- _Stated exercise_: Please copy every line of the records below that holds the word "سورة".

- _Given entries_:

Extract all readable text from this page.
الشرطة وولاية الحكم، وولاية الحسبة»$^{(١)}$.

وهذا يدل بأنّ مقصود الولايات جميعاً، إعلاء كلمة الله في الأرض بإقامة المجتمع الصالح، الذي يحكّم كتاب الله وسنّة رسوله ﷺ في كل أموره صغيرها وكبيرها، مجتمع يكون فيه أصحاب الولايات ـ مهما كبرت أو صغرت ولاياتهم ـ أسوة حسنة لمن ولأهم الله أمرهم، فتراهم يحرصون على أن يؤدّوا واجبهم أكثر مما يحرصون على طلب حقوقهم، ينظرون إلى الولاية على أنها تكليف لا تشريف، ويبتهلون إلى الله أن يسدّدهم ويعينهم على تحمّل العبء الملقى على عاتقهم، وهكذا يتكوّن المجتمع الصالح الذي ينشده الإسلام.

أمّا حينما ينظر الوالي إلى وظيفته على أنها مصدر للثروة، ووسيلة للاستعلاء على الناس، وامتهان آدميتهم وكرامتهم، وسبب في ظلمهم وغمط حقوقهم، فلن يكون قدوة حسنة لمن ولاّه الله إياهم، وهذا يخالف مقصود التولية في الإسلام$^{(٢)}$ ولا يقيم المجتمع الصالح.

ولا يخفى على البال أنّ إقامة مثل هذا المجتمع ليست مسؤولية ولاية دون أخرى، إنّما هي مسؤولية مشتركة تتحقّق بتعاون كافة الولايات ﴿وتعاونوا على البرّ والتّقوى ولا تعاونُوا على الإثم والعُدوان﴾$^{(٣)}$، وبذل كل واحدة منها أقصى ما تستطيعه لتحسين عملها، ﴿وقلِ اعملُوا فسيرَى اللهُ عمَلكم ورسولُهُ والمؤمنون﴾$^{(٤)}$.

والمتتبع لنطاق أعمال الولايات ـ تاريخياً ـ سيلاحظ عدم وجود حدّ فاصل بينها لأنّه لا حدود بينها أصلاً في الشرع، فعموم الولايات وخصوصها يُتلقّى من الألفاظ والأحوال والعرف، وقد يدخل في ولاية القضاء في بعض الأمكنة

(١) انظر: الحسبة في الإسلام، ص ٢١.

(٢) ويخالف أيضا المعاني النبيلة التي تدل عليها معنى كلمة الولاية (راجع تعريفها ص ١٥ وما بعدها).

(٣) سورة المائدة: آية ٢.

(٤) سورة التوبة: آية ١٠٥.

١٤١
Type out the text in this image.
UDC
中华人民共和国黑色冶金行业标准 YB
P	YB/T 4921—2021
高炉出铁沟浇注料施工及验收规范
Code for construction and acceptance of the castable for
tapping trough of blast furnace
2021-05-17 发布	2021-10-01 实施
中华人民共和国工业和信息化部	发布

- _Response to the task_:
(٣) سورة المائدة: آية ٢.
(٤) سورة التوبة: آية ١٠٥.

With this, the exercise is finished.